> WRITTEN REQUEST
Gather, from the data below, each line in which the word "alpha" occurs.

> INPUT FOR THIS TASK
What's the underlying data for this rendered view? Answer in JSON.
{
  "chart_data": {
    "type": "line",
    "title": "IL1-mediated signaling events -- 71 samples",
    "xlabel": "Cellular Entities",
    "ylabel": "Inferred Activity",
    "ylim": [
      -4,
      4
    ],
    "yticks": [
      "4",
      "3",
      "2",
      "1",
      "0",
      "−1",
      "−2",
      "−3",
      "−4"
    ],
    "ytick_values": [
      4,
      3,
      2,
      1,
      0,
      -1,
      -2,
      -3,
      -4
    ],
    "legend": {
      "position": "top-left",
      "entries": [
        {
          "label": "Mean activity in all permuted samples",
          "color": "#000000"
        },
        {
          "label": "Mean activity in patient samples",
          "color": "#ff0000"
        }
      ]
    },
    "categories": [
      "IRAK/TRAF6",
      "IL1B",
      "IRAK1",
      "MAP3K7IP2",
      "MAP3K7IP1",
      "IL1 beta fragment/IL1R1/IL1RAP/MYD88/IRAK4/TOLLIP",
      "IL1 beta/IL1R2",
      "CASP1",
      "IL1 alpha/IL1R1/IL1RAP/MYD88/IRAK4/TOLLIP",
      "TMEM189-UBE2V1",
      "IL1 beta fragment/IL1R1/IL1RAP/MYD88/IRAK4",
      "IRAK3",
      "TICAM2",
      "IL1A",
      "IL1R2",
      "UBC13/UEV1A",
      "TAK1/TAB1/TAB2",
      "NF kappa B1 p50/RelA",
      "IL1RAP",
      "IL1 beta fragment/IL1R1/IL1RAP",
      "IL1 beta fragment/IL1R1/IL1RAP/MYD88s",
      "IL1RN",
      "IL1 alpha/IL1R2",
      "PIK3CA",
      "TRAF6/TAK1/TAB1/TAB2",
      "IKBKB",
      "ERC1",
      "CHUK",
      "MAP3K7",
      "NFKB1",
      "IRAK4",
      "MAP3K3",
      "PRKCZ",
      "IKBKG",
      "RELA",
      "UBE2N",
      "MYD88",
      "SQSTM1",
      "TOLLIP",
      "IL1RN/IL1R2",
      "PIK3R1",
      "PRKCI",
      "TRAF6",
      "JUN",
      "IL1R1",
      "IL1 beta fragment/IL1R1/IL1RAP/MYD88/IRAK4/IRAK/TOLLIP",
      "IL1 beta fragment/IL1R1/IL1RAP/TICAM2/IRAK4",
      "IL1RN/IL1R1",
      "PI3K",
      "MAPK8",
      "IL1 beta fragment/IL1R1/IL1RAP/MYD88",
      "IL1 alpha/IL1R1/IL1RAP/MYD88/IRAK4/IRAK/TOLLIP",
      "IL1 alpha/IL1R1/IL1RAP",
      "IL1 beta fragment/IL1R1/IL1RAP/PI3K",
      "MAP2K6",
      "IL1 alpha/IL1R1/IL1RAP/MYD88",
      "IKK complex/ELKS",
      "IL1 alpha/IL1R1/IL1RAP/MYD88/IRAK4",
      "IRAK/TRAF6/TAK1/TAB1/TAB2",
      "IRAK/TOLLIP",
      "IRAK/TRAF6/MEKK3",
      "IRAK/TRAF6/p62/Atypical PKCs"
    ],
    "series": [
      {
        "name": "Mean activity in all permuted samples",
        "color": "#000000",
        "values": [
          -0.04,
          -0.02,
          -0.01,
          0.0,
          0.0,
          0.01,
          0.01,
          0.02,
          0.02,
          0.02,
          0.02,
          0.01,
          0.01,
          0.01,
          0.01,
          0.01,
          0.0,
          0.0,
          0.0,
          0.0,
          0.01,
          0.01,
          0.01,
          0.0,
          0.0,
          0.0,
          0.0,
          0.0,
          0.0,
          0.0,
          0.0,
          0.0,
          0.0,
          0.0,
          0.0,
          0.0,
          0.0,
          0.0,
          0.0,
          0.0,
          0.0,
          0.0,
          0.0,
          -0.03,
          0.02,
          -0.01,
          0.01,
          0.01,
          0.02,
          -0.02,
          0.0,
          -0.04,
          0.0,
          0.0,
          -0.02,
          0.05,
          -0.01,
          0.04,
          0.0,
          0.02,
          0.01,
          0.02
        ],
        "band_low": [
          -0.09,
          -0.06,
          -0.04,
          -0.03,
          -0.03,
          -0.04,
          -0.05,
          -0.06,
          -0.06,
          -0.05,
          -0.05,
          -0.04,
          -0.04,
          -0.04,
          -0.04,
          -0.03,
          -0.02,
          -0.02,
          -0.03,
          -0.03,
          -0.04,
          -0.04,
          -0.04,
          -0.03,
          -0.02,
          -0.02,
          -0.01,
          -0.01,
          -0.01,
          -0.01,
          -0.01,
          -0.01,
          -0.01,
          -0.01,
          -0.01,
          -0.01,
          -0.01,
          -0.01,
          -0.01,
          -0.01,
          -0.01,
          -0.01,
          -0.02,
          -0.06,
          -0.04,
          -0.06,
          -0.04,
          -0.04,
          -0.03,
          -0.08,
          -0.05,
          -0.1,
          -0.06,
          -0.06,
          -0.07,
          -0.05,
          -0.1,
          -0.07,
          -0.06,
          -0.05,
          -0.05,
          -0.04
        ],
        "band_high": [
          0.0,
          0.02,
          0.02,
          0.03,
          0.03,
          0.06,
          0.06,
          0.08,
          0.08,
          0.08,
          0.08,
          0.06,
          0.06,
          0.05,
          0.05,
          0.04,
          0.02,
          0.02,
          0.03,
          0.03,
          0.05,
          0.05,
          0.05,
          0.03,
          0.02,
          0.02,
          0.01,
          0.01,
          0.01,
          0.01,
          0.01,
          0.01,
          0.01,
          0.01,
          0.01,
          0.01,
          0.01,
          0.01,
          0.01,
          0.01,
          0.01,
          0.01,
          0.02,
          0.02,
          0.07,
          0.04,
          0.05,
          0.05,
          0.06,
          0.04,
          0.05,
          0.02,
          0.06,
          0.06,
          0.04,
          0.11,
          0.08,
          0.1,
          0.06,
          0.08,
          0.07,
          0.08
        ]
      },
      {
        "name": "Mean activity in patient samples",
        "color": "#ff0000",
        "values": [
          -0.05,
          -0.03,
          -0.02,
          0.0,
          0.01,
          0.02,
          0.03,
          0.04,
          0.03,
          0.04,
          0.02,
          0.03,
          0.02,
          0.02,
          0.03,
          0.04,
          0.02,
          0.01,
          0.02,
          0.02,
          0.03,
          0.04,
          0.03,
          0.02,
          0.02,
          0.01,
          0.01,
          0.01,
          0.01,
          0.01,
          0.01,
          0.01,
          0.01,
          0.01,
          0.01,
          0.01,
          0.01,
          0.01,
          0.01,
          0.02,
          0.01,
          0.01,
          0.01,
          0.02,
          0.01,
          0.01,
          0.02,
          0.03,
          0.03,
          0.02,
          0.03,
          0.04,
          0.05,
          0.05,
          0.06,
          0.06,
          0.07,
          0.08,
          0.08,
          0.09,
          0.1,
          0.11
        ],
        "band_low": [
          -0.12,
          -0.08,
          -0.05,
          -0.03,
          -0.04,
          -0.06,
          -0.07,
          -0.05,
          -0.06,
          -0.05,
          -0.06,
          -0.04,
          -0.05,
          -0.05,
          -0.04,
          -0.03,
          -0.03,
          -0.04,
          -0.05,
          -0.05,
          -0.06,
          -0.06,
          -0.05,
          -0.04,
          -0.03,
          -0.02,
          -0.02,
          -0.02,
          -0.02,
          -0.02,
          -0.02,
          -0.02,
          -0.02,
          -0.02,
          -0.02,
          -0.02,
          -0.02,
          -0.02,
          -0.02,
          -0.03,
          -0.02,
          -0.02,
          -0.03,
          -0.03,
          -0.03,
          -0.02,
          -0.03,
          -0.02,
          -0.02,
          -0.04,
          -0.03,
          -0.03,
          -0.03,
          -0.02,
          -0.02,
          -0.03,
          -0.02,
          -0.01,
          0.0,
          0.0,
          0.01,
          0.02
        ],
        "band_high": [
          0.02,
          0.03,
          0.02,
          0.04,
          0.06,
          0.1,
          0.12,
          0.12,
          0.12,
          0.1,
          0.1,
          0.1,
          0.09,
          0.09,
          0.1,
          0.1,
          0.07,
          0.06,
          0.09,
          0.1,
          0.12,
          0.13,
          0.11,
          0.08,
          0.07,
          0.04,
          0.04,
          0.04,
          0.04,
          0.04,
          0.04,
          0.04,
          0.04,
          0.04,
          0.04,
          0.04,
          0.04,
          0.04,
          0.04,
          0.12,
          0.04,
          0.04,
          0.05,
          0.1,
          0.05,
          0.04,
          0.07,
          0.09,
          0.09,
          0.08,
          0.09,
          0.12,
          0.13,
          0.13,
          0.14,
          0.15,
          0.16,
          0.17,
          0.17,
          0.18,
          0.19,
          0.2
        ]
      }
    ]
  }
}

> TASK ANSWER
      "IL1 alpha/IL1R1/IL1RAP/MYD88/IRAK4/TOLLIP",
      "IL1 alpha/IL1R2",
      "IL1 alpha/IL1R1/IL1RAP/MYD88/IRAK4/IRAK/TOLLIP",
      "IL1 alpha/IL1R1/IL1RAP",
      "IL1 alpha/IL1R1/IL1RAP/MYD88",
      "IL1 alpha/IL1R1/IL1RAP/MYD88/IRAK4",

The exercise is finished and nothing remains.